Required task => Copy out, from the entries below, each line holding the string "value".

Records for the exercise =>
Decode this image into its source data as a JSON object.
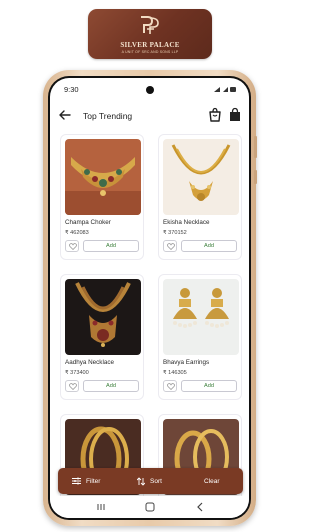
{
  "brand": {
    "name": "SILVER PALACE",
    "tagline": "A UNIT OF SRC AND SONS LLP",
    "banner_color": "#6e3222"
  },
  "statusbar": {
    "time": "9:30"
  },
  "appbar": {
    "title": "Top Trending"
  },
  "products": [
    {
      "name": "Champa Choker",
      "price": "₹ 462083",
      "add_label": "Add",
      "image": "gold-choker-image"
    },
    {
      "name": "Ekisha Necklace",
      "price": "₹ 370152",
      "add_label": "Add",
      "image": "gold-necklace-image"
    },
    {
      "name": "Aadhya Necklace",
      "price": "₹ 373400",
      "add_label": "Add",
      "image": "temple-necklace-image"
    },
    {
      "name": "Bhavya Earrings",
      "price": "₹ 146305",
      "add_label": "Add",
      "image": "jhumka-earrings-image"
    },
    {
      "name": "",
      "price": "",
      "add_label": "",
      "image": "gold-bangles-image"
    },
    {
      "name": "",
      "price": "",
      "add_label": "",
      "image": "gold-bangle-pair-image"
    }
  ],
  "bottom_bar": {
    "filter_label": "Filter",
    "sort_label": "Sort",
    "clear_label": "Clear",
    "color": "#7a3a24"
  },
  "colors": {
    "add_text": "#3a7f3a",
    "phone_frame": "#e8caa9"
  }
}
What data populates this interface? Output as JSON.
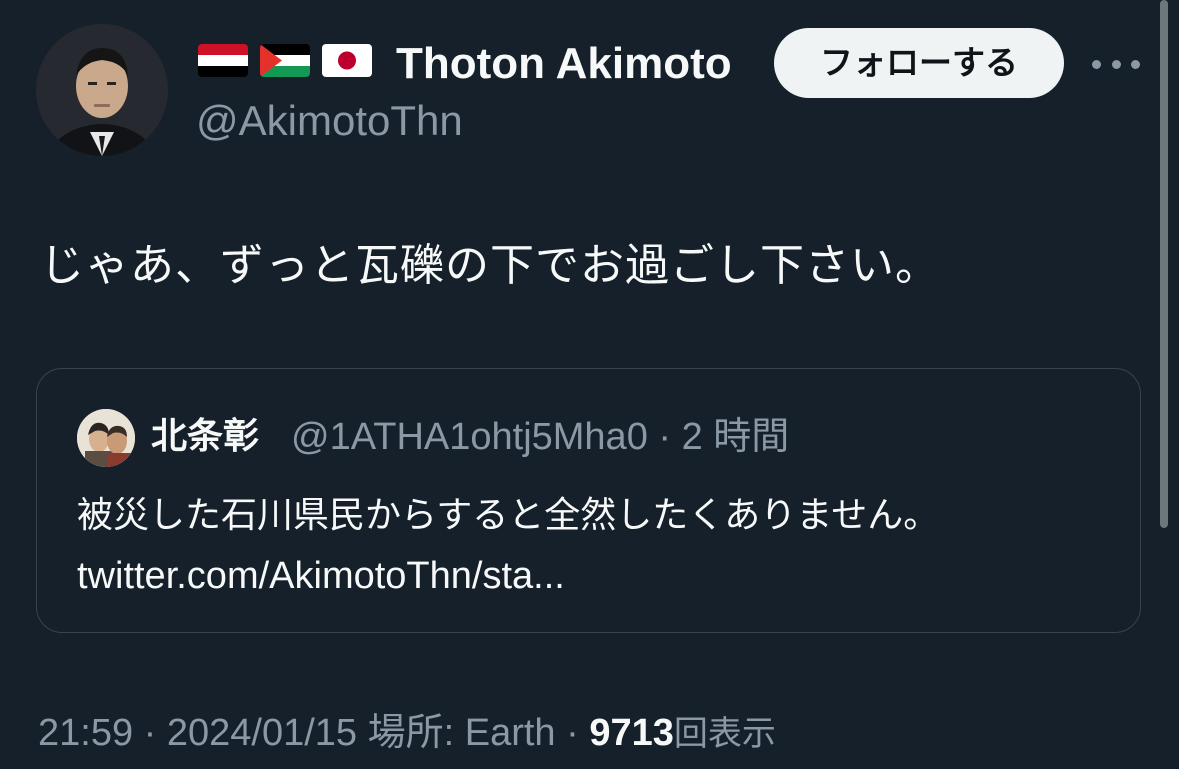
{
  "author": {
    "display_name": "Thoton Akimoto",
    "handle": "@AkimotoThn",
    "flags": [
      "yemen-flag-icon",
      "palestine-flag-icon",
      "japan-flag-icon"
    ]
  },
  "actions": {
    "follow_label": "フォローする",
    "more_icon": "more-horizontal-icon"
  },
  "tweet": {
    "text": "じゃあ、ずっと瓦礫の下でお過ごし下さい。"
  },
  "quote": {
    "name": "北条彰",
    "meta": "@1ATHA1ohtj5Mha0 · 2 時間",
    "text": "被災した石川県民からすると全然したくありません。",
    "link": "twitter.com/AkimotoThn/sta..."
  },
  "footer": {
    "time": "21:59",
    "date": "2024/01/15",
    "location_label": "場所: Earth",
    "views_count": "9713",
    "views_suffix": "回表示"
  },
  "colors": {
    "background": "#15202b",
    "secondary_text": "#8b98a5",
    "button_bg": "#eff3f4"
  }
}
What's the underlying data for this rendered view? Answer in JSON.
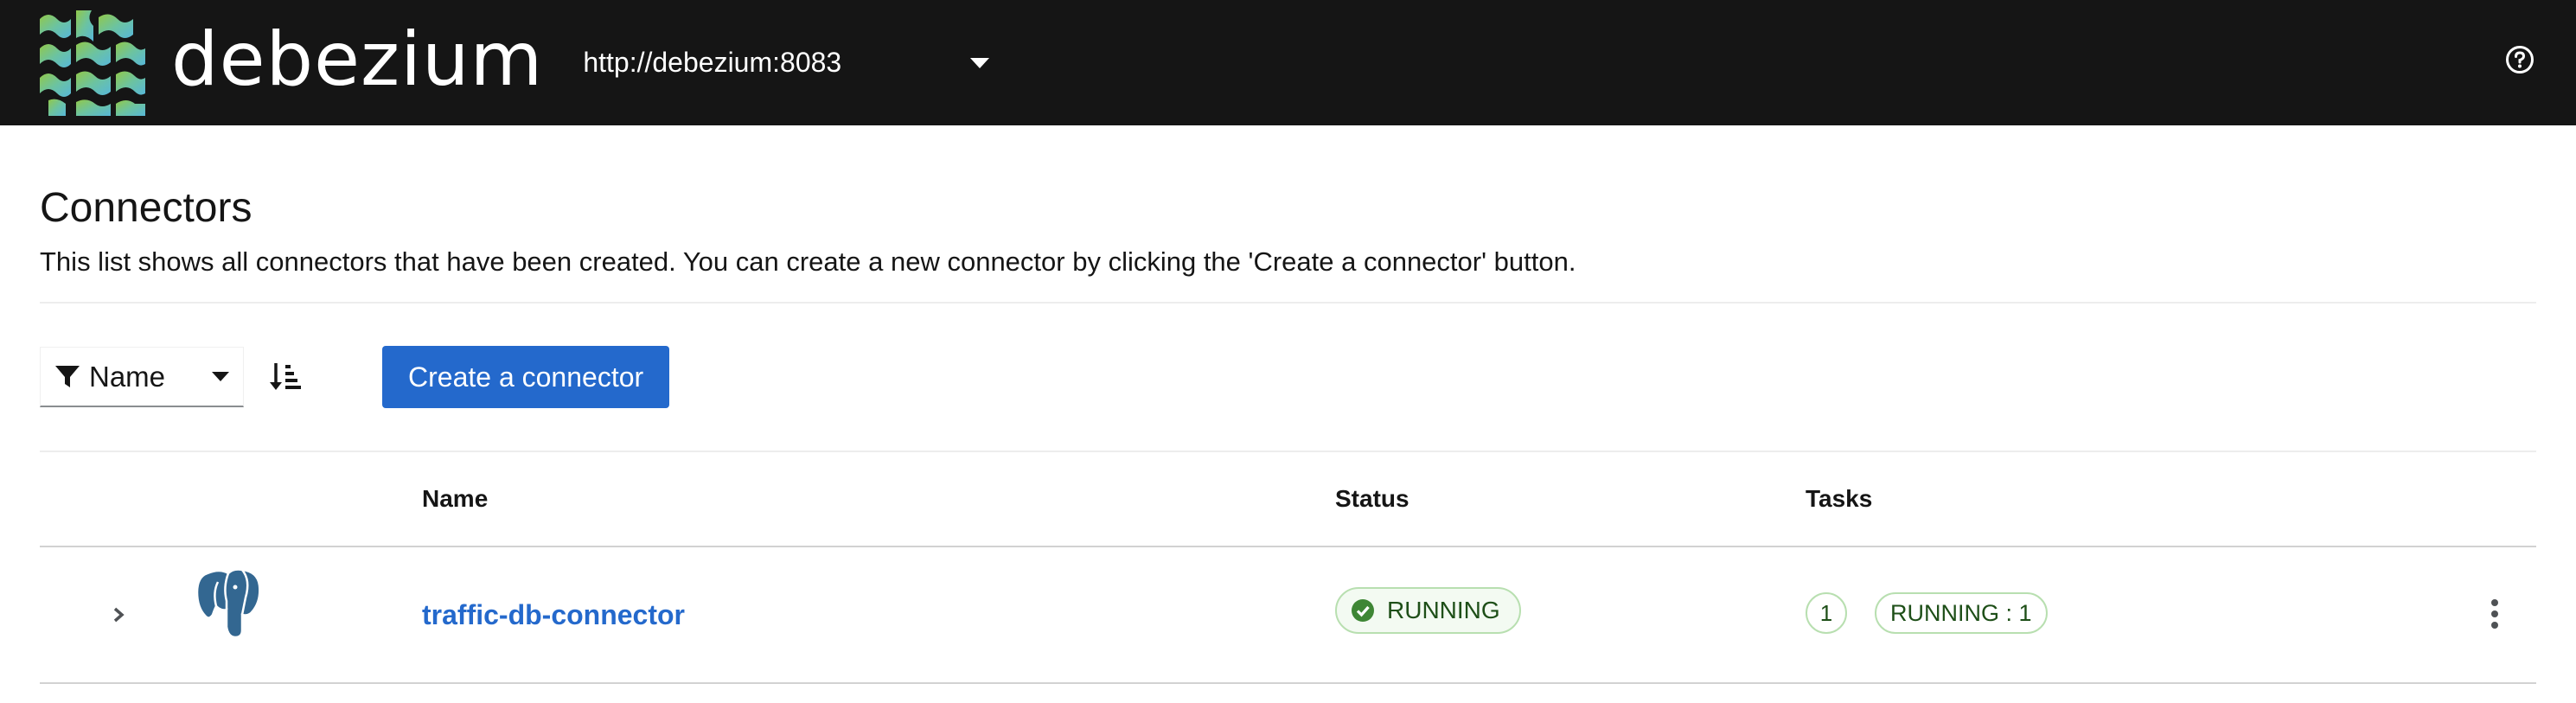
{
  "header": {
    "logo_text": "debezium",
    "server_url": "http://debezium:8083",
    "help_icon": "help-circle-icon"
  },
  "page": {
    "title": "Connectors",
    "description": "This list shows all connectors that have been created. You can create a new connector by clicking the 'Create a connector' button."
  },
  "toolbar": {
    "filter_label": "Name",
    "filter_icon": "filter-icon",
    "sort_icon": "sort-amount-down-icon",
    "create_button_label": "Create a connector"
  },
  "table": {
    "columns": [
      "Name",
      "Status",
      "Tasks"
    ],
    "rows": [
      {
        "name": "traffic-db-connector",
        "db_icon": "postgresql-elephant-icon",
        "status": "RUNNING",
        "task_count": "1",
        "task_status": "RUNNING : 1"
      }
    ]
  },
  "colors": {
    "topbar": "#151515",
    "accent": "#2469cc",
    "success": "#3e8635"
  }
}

==

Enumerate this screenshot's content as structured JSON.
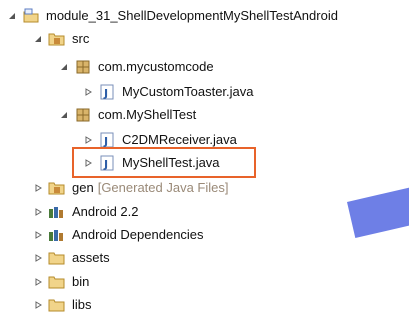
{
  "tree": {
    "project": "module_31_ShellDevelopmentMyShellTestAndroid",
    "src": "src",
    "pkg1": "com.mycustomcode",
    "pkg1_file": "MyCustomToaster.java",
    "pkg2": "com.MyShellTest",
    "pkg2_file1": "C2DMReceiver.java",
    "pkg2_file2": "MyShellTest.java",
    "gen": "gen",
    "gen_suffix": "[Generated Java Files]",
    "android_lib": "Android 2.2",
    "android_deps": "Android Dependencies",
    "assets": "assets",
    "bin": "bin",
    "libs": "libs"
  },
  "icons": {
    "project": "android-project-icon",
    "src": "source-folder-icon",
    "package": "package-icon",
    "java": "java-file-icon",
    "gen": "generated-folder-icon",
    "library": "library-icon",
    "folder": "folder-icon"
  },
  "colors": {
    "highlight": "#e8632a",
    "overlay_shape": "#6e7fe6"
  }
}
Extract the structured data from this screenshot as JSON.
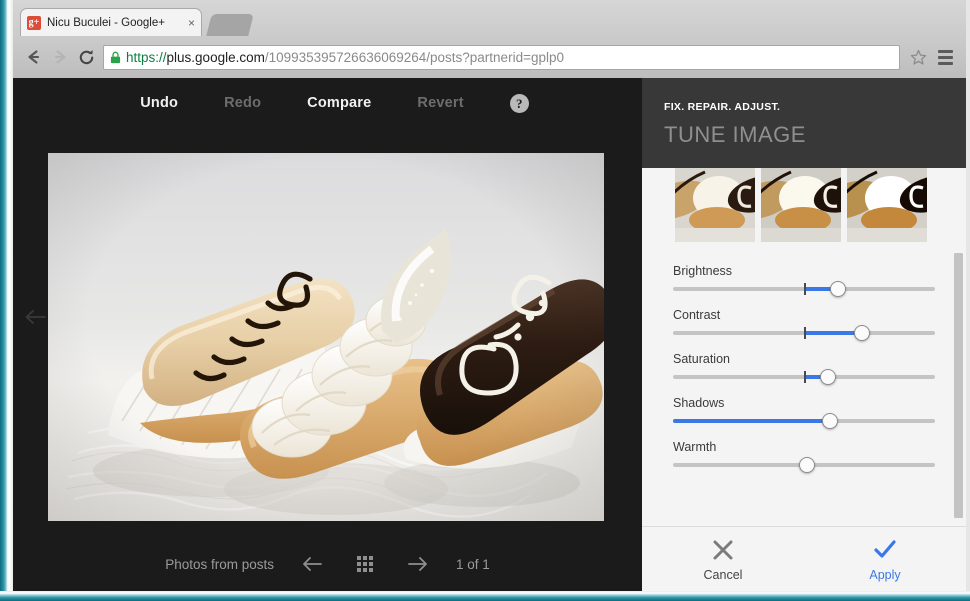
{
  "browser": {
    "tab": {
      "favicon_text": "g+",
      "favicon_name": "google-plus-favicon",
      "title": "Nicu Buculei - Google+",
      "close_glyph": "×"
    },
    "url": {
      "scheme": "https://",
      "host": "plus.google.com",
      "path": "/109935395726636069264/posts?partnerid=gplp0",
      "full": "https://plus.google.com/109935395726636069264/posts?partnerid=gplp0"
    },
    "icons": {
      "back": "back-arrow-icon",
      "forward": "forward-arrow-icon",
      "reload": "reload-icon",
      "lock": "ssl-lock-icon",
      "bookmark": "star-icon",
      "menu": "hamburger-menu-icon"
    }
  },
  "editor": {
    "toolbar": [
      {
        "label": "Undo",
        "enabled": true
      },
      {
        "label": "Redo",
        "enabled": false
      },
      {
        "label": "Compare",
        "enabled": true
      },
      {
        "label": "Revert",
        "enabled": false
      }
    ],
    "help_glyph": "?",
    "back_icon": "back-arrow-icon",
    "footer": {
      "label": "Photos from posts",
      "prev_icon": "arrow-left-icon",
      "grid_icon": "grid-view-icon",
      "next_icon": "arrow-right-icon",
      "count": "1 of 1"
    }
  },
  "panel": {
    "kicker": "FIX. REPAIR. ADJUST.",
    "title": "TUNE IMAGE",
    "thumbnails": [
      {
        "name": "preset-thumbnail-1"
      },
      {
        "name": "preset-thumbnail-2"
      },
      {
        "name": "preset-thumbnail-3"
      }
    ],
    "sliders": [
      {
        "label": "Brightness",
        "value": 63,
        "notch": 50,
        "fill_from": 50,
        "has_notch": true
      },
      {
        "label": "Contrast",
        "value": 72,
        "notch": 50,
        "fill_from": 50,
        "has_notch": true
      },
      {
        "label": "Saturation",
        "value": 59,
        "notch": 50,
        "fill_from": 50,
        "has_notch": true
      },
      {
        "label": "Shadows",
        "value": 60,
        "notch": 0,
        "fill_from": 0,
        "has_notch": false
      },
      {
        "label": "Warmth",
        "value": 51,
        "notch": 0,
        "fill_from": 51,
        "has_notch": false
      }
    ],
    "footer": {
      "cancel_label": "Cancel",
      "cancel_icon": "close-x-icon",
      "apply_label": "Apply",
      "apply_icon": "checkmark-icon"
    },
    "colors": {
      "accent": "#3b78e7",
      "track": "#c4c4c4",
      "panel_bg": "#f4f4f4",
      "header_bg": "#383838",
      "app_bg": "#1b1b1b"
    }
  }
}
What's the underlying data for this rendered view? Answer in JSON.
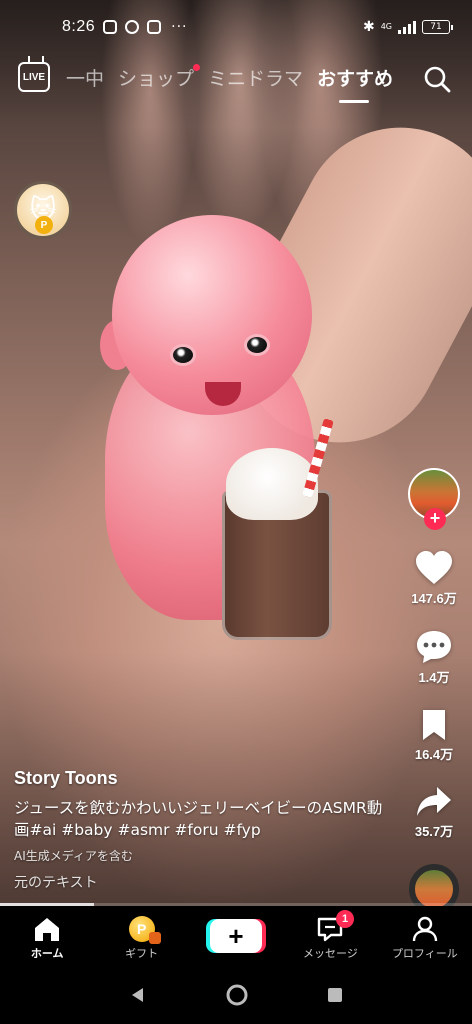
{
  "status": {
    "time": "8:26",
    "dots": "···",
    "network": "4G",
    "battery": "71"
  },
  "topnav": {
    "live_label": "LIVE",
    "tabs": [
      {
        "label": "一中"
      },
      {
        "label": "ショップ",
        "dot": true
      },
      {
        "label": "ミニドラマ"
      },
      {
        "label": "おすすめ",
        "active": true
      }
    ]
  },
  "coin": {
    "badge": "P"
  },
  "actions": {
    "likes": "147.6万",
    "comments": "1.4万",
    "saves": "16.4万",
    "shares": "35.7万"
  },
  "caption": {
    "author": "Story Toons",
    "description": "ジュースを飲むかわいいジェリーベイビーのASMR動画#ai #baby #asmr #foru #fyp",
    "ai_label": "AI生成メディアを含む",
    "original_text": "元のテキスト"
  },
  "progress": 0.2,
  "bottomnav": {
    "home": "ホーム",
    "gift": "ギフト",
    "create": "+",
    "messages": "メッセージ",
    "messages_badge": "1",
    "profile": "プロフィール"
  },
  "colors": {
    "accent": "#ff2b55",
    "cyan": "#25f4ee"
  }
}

Solution to this task =>
        "value": 63,
        "value": 72,
        "value": 59,
        "value": 60,
        "value": 51,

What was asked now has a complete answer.